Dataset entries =
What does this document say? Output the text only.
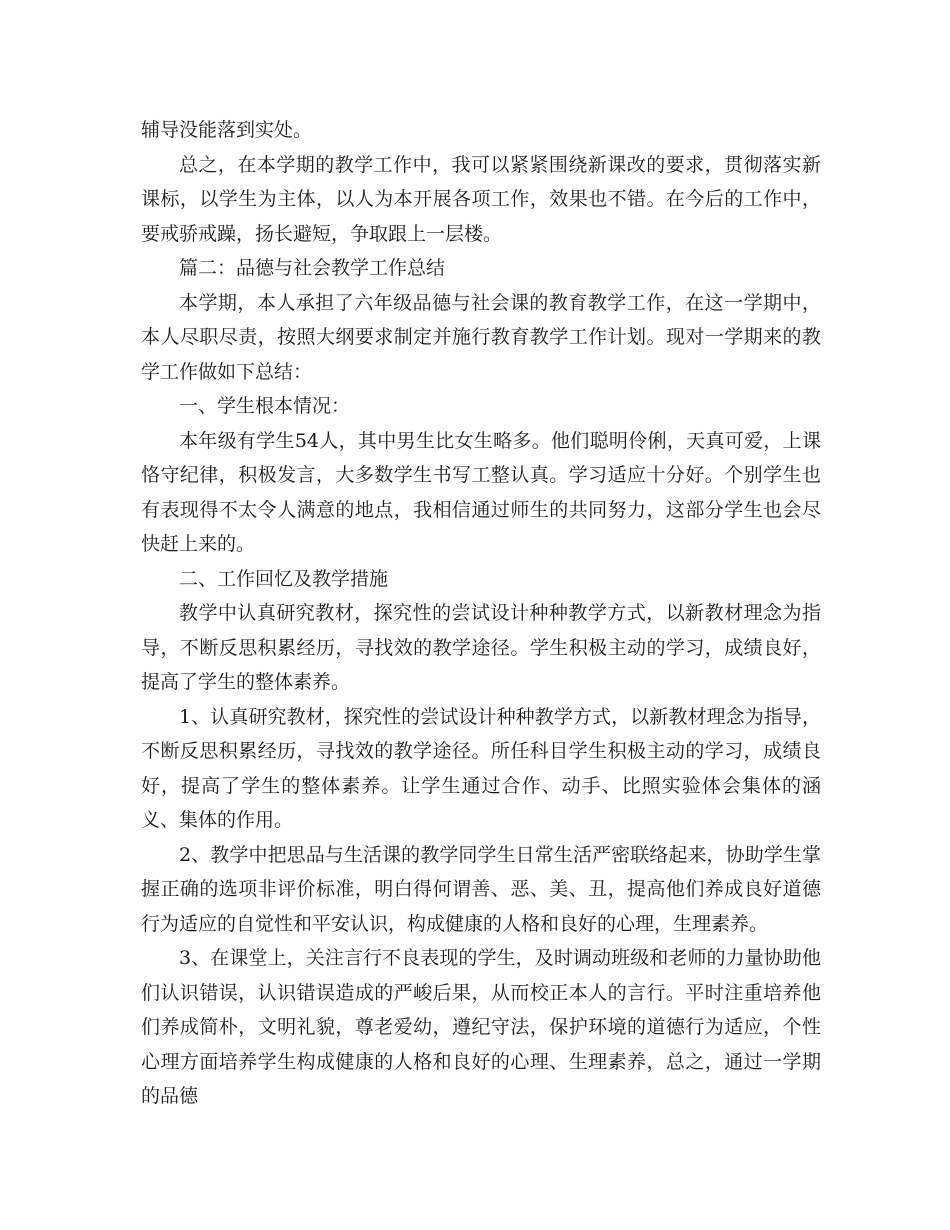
辅导没能落到实处。

总之，在本学期的教学工作中，我可以紧紧围绕新课改的要求，贯彻落实新课标，以学生为主体，以人为本开展各项工作，效果也不错。在今后的工作中，要戒骄戒躁，扬长避短，争取跟上一层楼。

篇二：品德与社会教学工作总结

本学期，本人承担了六年级品德与社会课的教育教学工作，在这一学期中，本人尽职尽责，按照大纲要求制定并施行教育教学工作计划。现对一学期来的教学工作做如下总结：

一、学生根本情况：

本年级有学生54人，其中男生比女生略多。他们聪明伶俐，天真可爱，上课恪守纪律，积极发言，大多数学生书写工整认真。学习适应十分好。个别学生也有表现得不太令人满意的地点，我相信通过师生的共同努力，这部分学生也会尽快赶上来的。

二、工作回忆及教学措施

教学中认真研究教材，探究性的尝试设计种种教学方式，以新教材理念为指导，不断反思积累经历，寻找效的教学途径。学生积极主动的学习，成绩良好，提高了学生的整体素养。

1、认真研究教材，探究性的尝试设计种种教学方式，以新教材理念为指导，不断反思积累经历，寻找效的教学途径。所任科目学生积极主动的学习，成绩良好，提高了学生的整体素养。让学生通过合作、动手、比照实验体会集体的涵义、集体的作用。

2、教学中把思品与生活课的教学同学生日常生活严密联络起来，协助学生掌握正确的选项非评价标准，明白得何谓善、恶、美、丑，提高他们养成良好道德行为适应的自觉性和平安认识，构成健康的人格和良好的心理，生理素养。

3、在课堂上，关注言行不良表现的学生，及时调动班级和老师的力量协助他们认识错误，认识错误造成的严峻后果，从而校正本人的言行。平时注重培养他们养成简朴，文明礼貌，尊老爱幼，遵纪守法，保护环境的道德行为适应，个性心理方面培养学生构成健康的人格和良好的心理、生理素养，总之，通过一学期的品德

THE TASK = Reproduce all of the entries word for word, skipping any pictures they hold.

TASK RESULT =
What does this document say? Output the text only.
辅导没能落到实处。

总之，在本学期的教学工作中，我可以紧紧围绕新课改的要求，贯彻落实新课标，以学生为主体，以人为本开展各项工作，效果也不错。在今后的工作中，要戒骄戒躁，扬长避短，争取跟上一层楼。

篇二：品德与社会教学工作总结

本学期，本人承担了六年级品德与社会课的教育教学工作，在这一学期中，本人尽职尽责，按照大纲要求制定并施行教育教学工作计划。现对一学期来的教学工作做如下总结：

一、学生根本情况：

本年级有学生54人，其中男生比女生略多。他们聪明伶俐，天真可爱，上课恪守纪律，积极发言，大多数学生书写工整认真。学习适应十分好。个别学生也有表现得不太令人满意的地点，我相信通过师生的共同努力，这部分学生也会尽快赶上来的。

二、工作回忆及教学措施

教学中认真研究教材，探究性的尝试设计种种教学方式，以新教材理念为指导，不断反思积累经历，寻找效的教学途径。学生积极主动的学习，成绩良好，提高了学生的整体素养。

1、认真研究教材，探究性的尝试设计种种教学方式，以新教材理念为指导，不断反思积累经历，寻找效的教学途径。所任科目学生积极主动的学习，成绩良好，提高了学生的整体素养。让学生通过合作、动手、比照实验体会集体的涵义、集体的作用。

2、教学中把思品与生活课的教学同学生日常生活严密联络起来，协助学生掌握正确的选项非评价标准，明白得何谓善、恶、美、丑，提高他们养成良好道德行为适应的自觉性和平安认识，构成健康的人格和良好的心理，生理素养。

3、在课堂上，关注言行不良表现的学生，及时调动班级和老师的力量协助他们认识错误，认识错误造成的严峻后果，从而校正本人的言行。平时注重培养他们养成简朴，文明礼貌，尊老爱幼，遵纪守法，保护环境的道德行为适应，个性心理方面培养学生构成健康的人格和良好的心理、生理素养，总之，通过一学期的品德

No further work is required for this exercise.